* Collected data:
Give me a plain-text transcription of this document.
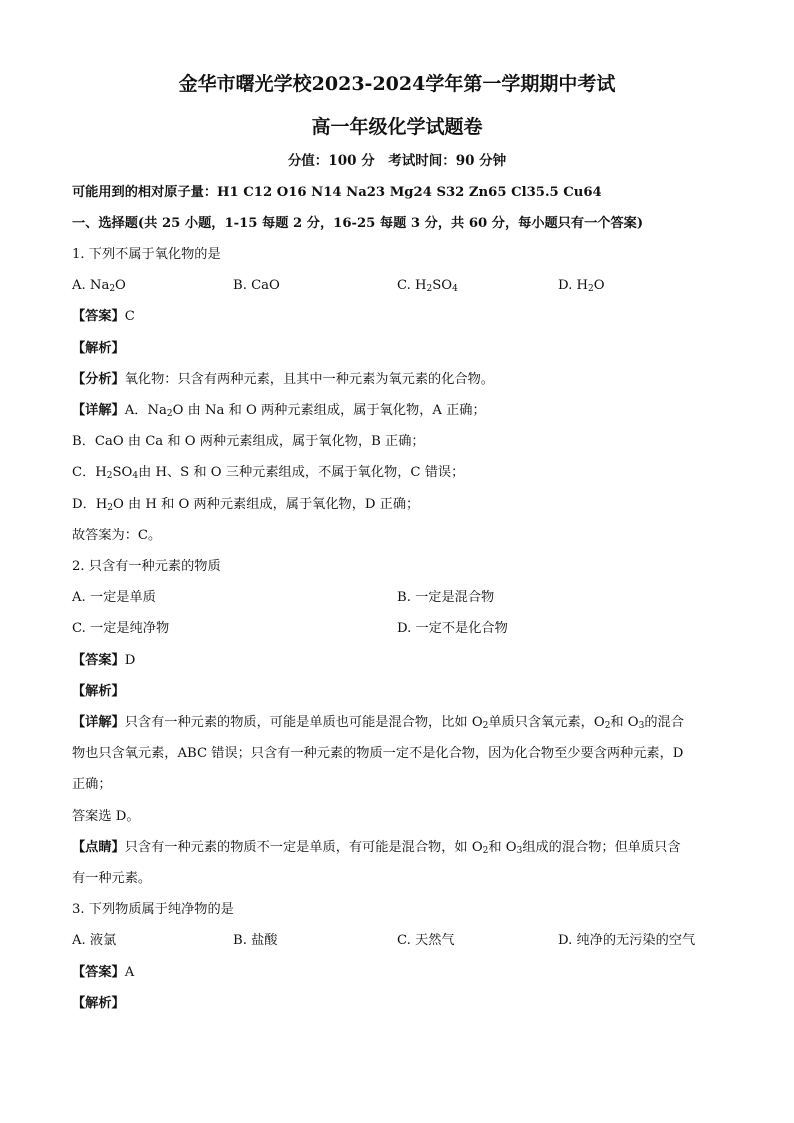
金华市曙光学校2023-2024学年第一学期期中考试
高一年级化学试题卷
分值：100 分　考试时间：90 分钟
可能用到的相对原子量：H1 C12 O16 N14 Na23 Mg24 S32 Zn65 Cl35.5 Cu64
一、选择题(共 25 小题，1-15 每题 2 分，16-25 每题 3 分，共 60 分，每小题只有一个答案)
1. 下列不属于氧化物的是
A. $Na_2O$	B. CaO	C. $H_2SO_4$	D. $H_2O$
【答案】C
【解析】
【分析】氧化物：只含有两种元素，且其中一种元素为氧元素的化合物。
【详解】A．$Na_2O$ 由 Na 和 O 两种元素组成，属于氧化物，A 正确；
B．CaO 由 Ca 和 O 两种元素组成，属于氧化物，B 正确；
C．$H_2SO_4$由 H、S 和 O 三种元素组成，不属于氧化物，C 错误；
D．$H_2O$ 由 H 和 O 两种元素组成，属于氧化物，D 正确；
故答案为：C。
2. 只含有一种元素的物质
A. 一定是单质	B. 一定是混合物
C. 一定是纯净物	D. 一定不是化合物
【答案】D
【解析】
【详解】只含有一种元素的物质，可能是单质也可能是混合物，比如 $O_2$单质只含氧元素，$O_2$和 $O_3$的混合
物也只含氧元素，ABC 错误；只含有一种元素的物质一定不是化合物，因为化合物至少要含两种元素，D
正确；
答案选 D。
【点睛】只含有一种元素的物质不一定是单质，有可能是混合物，如 $O_2$和 $O_3$组成的混合物；但单质只含
有一种元素。
3. 下列物质属于纯净物的是
A. 液氯	B. 盐酸	C. 天然气	D. 纯净的无污染的空气
【答案】A
【解析】
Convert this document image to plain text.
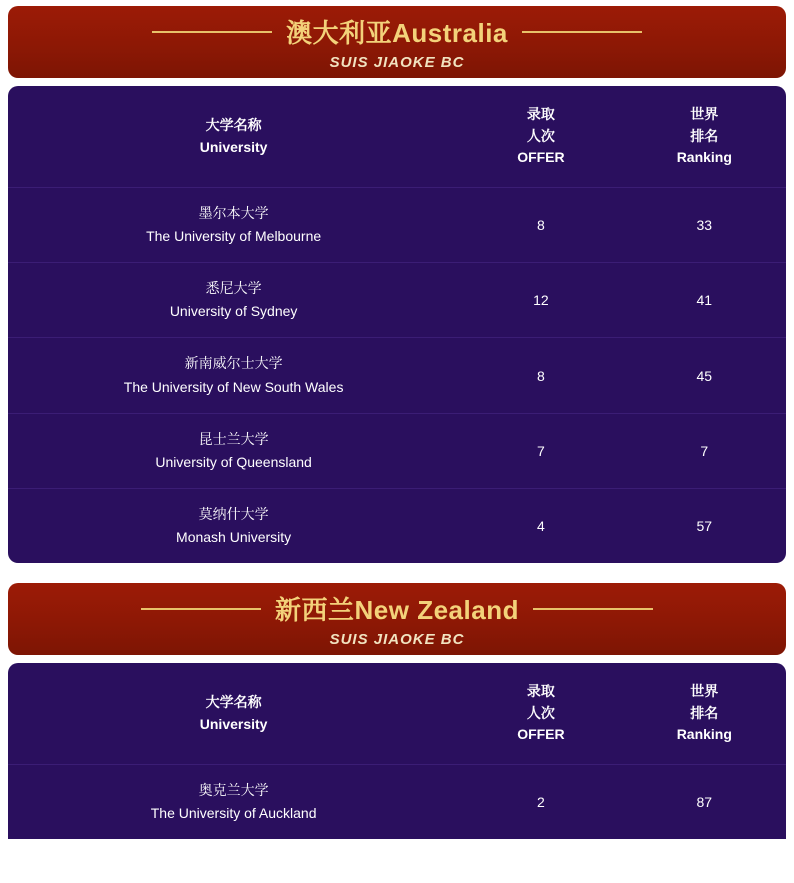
澳大利亚Australia
SUIS JIAOKE BC
大学名称
University	录取
人次
OFFER	世界
排名
Ranking

墨尔本大学
The University of Melbourne	8	33

悉尼大学
University of Sydney	12	41

新南威尔士大学
The University of New South Wales	8	45

昆士兰大学
University of Queensland	7	7

莫纳什大学
Monash University	4	57
新西兰New Zealand
SUIS JIAOKE BC
大学名称
University	录取
人次
OFFER	世界
排名
Ranking

奥克兰大学
The University of Auckland	2	87
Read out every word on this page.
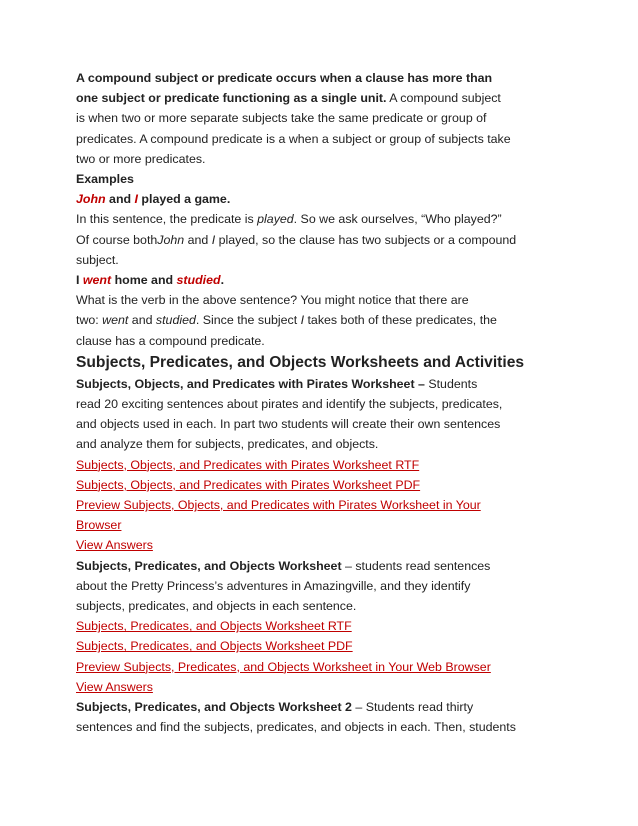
A compound subject or predicate occurs when a clause has more than
one subject or predicate functioning as a single unit. A compound subject
is when two or more separate subjects take the same predicate or group of
predicates. A compound predicate is a when a subject or group of subjects take
two or more predicates.
Examples
John and I played a game.
In this sentence, the predicate is played. So we ask ourselves, “Who played?”
Of course bothJohn and I played, so the clause has two subjects or a compound
subject.
I went home and studied.
What is the verb in the above sentence? You might notice that there are
two: went and studied. Since the subject I takes both of these predicates, the
clause has a compound predicate.
Subjects, Predicates, and Objects Worksheets and Activities
Subjects, Objects, and Predicates with Pirates Worksheet – Students
read 20 exciting sentences about pirates and identify the subjects, predicates,
and objects used in each. In part two students will create their own sentences
and analyze them for subjects, predicates, and objects.
Subjects, Objects, and Predicates with Pirates Worksheet RTF
Subjects, Objects, and Predicates with Pirates Worksheet PDF
Preview Subjects, Objects, and Predicates with Pirates Worksheet in Your
Browser
View Answers
Subjects, Predicates, and Objects Worksheet – students read sentences
about the Pretty Princess’s adventures in Amazingville, and they identify
subjects, predicates, and objects in each sentence.
Subjects, Predicates, and Objects Worksheet RTF
Subjects, Predicates, and Objects Worksheet PDF
Preview Subjects, Predicates, and Objects Worksheet in Your Web Browser
View Answers
Subjects, Predicates, and Objects Worksheet 2 – Students read thirty
sentences and find the subjects, predicates, and objects in each. Then, students
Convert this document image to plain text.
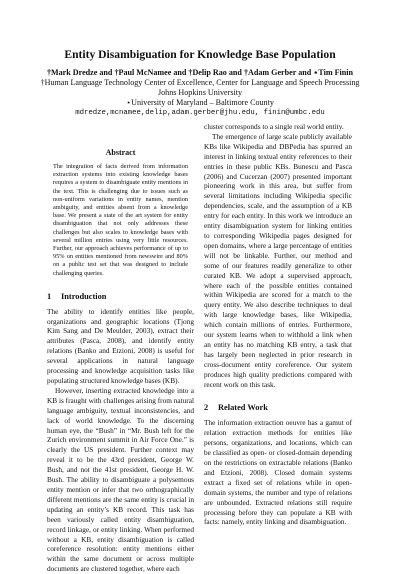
Entity Disambiguation for Knowledge Base Population
†Mark Dredze and †Paul McNamee and †Delip Rao and †Adam Gerber and ⋆Tim Finin
†Human Language Technology Center of Excellence, Center for Language and Speech Processing
Johns Hopkins University
⋆University of Maryland – Baltimore County
mdredze,mcnamee,delip,adam.gerber@jhu.edu, finin@umbc.edu
Abstract

The integration of facts derived from information extraction systems into existing knowledge bases requires a system to disambiguate entity mentions in the text. This is challenging due to issues such as non-uniform variations in entity names, mention ambiguity, and entities absent from a knowledge base. We present a state of the art system for entity disambiguation that not only addresses these challenges but also scales to knowledge bases with several million entries using very little resources. Further, our approach achieves performance of up to 95% on entities mentioned from newswire and 80% on a public test set that was designed to include challenging queries.

1 Introduction

The ability to identify entities like people, organizations and geographic locations (Tjong Kim Sang and De Meulder, 2003), extract their attributes (Pasca, 2008), and identify entity relations (Banko and Etzioni, 2008) is useful for several applications in natural language processing and knowledge acquisition tasks like populating structured knowledge bases (KB).

However, inserting extracted knowledge into a KB is fraught with challenges arising from natural language ambiguity, textual inconsistencies, and lack of world knowledge. To the discerning human eye, the “Bush” in “Mr. Bush left for the Zurich environment summit in Air Force One.” is clearly the US president. Further context may reveal it to be the 43rd president, George W. Bush, and not the 41st president, George H. W. Bush. The ability to disambiguate a polysemous entity mention or infer that two orthographically different mentions are the same entity is crucial in updating an entity’s KB record. This task has been variously called entity disambiguation, record linkage, or entity linking. When performed without a KB, entity disambiguation is called coreference resolution: entity mentions either within the same document or across multiple documents are clustered together, where each

cluster corresponds to a single real world entity.

The emergence of large scale publicly available KBs like Wikipedia and DBPedia has spurred an interest in linking textual entity references to their entries in these public KBs. Bunescu and Pasca (2006) and Cucerzan (2007) presented important pioneering work in this area, but suffer from several limitations including Wikipedia specific dependencies, scale, and the assumption of a KB entry for each entity. In this work we introduce an entity disambiguation system for linking entities to corresponding Wikipedia pages designed for open domains, where a large percentage of entities will not be linkable. Further, our method and some of our features readily generalize to other curated KB. We adopt a supervised approach, where each of the possible entities contained within Wikipedia are scored for a match to the query entity. We also describe techniques to deal with large knowledge bases, like Wikipedia, which contain millions of entries. Furthermore, our system learns when to withhold a link when an entity has no matching KB entry, a task that has largely been neglected in prior research in cross-document entity coreference. Our system produces high quality predictions compared with recent work on this task.

2 Related Work

The information extraction oeuvre has a gamut of relation extraction methods for entities like persons, organizations, and locations, which can be classified as open- or closed-domain depending on the restrictions on extractable relations (Banko and Etzioni, 2008). Closed domain systems extract a fixed set of relations while in open-domain systems, the number and type of relations are unbounded. Extracted relations still require processing before they can populate a KB with facts: namely, entity linking and disambiguation.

* WORK TO DO:
Repeat the records above exactly, omitting every picture.

* ANSWER TO THE EXERCISE:
Give me a plain-text transcription of this document.
金华市曙光学校2023-2024学年第一学期期中考试
高一年级化学试题卷
分值：100 分　考试时间：90 分钟
可能用到的相对原子量：H1 C12 O16 N14 Na23 Mg24 S32 Zn65 Cl35.5 Cu64
一、选择题(共 25 小题，1-15 每题 2 分，16-25 每题 3 分，共 60 分，每小题只有一个答案)
1. 下列不属于氧化物的是
A. $Na_2O$	B. CaO	C. $H_2SO_4$	D. $H_2O$
【答案】C
【解析】
【分析】氧化物：只含有两种元素，且其中一种元素为氧元素的化合物。
【详解】A．$Na_2O$ 由 Na 和 O 两种元素组成，属于氧化物，A 正确；
B．CaO 由 Ca 和 O 两种元素组成，属于氧化物，B 正确；
C．$H_2SO_4$由 H、S 和 O 三种元素组成，不属于氧化物，C 错误；
D．$H_2O$ 由 H 和 O 两种元素组成，属于氧化物，D 正确；
故答案为：C。
2. 只含有一种元素的物质
A. 一定是单质	B. 一定是混合物
C. 一定是纯净物	D. 一定不是化合物
【答案】D
【解析】
【详解】只含有一种元素的物质，可能是单质也可能是混合物，比如 $O_2$单质只含氧元素，$O_2$和 $O_3$的混合
物也只含氧元素，ABC 错误；只含有一种元素的物质一定不是化合物，因为化合物至少要含两种元素，D
正确；
答案选 D。
【点睛】只含有一种元素的物质不一定是单质，有可能是混合物，如 $O_2$和 $O_3$组成的混合物；但单质只含
有一种元素。
3. 下列物质属于纯净物的是
A. 液氯	B. 盐酸	C. 天然气	D. 纯净的无污染的空气
【答案】A
【解析】
Convert this document image to plain text.
澳大利亚Australia
SUIS JIAOKE BC
大学名称
University	录取
人次
OFFER	世界
排名
Ranking

墨尔本大学
The University of Melbourne	8	33

悉尼大学
University of Sydney	12	41

新南威尔士大学
The University of New South Wales	8	45

昆士兰大学
University of Queensland	7	7

莫纳什大学
Monash University	4	57
新西兰New Zealand
SUIS JIAOKE BC
大学名称
University	录取
人次
OFFER	世界
排名
Ranking

奥克兰大学
The University of Auckland	2	87
Read out every word on this page.
A compound subject or predicate occurs when a clause has more than
one subject or predicate functioning as a single unit. A compound subject
is when two or more separate subjects take the same predicate or group of
predicates. A compound predicate is a when a subject or group of subjects take
two or more predicates.
Examples
John and I played a game.
In this sentence, the predicate is played. So we ask ourselves, “Who played?”
Of course bothJohn and I played, so the clause has two subjects or a compound
subject.
I went home and studied.
What is the verb in the above sentence? You might notice that there are
two: went and studied. Since the subject I takes both of these predicates, the
clause has a compound predicate.
Subjects, Predicates, and Objects Worksheets and Activities
Subjects, Objects, and Predicates with Pirates Worksheet – Students
read 20 exciting sentences about pirates and identify the subjects, predicates,
and objects used in each. In part two students will create their own sentences
and analyze them for subjects, predicates, and objects.
Subjects, Objects, and Predicates with Pirates Worksheet RTF
Subjects, Objects, and Predicates with Pirates Worksheet PDF
Preview Subjects, Objects, and Predicates with Pirates Worksheet in Your
Browser
View Answers
Subjects, Predicates, and Objects Worksheet – students read sentences
about the Pretty Princess’s adventures in Amazingville, and they identify
subjects, predicates, and objects in each sentence.
Subjects, Predicates, and Objects Worksheet RTF
Subjects, Predicates, and Objects Worksheet PDF
Preview Subjects, Predicates, and Objects Worksheet in Your Web Browser
View Answers
Subjects, Predicates, and Objects Worksheet 2 – Students read thirty
sentences and find the subjects, predicates, and objects in each. Then, students
Convert this document image to plain text.
Entity Disambiguation for Knowledge Base Population
†Mark Dredze and †Paul McNamee and †Delip Rao and †Adam Gerber and ⋆Tim Finin
†Human Language Technology Center of Excellence, Center for Language and Speech Processing
Johns Hopkins University
⋆University of Maryland – Baltimore County
mdredze,mcnamee,delip,adam.gerber@jhu.edu, finin@umbc.edu
Abstract

The integration of facts derived from information extraction systems into existing knowledge bases requires a system to disambiguate entity mentions in the text. This is challenging due to issues such as non-uniform variations in entity names, mention ambiguity, and entities absent from a knowledge base. We present a state of the art system for entity disambiguation that not only addresses these challenges but also scales to knowledge bases with several million entries using very little resources. Further, our approach achieves performance of up to 95% on entities mentioned from newswire and 80% on a public test set that was designed to include challenging queries.

1 Introduction

The ability to identify entities like people, organizations and geographic locations (Tjong Kim Sang and De Meulder, 2003), extract their attributes (Pasca, 2008), and identify entity relations (Banko and Etzioni, 2008) is useful for several applications in natural language processing and knowledge acquisition tasks like populating structured knowledge bases (KB).

However, inserting extracted knowledge into a KB is fraught with challenges arising from natural language ambiguity, textual inconsistencies, and lack of world knowledge. To the discerning human eye, the “Bush” in “Mr. Bush left for the Zurich environment summit in Air Force One.” is clearly the US president. Further context may reveal it to be the 43rd president, George W. Bush, and not the 41st president, George H. W. Bush. The ability to disambiguate a polysemous entity mention or infer that two orthographically different mentions are the same entity is crucial in updating an entity’s KB record. This task has been variously called entity disambiguation, record linkage, or entity linking. When performed without a KB, entity disambiguation is called coreference resolution: entity mentions either within the same document or across multiple documents are clustered together, where each

cluster corresponds to a single real world entity.

The emergence of large scale publicly available KBs like Wikipedia and DBPedia has spurred an interest in linking textual entity references to their entries in these public KBs. Bunescu and Pasca (2006) and Cucerzan (2007) presented important pioneering work in this area, but suffer from several limitations including Wikipedia specific dependencies, scale, and the assumption of a KB entry for each entity. In this work we introduce an entity disambiguation system for linking entities to corresponding Wikipedia pages designed for open domains, where a large percentage of entities will not be linkable. Further, our method and some of our features readily generalize to other curated KB. We adopt a supervised approach, where each of the possible entities contained within Wikipedia are scored for a match to the query entity. We also describe techniques to deal with large knowledge bases, like Wikipedia, which contain millions of entries. Furthermore, our system learns when to withhold a link when an entity has no matching KB entry, a task that has largely been neglected in prior research in cross-document entity coreference. Our system produces high quality predictions compared with recent work on this task.

2 Related Work

The information extraction oeuvre has a gamut of relation extraction methods for entities like persons, organizations, and locations, which can be classified as open- or closed-domain depending on the restrictions on extractable relations (Banko and Etzioni, 2008). Closed domain systems extract a fixed set of relations while in open-domain systems, the number and type of relations are unbounded. Extracted relations still require processing before they can populate a KB with facts: namely, entity linking and disambiguation.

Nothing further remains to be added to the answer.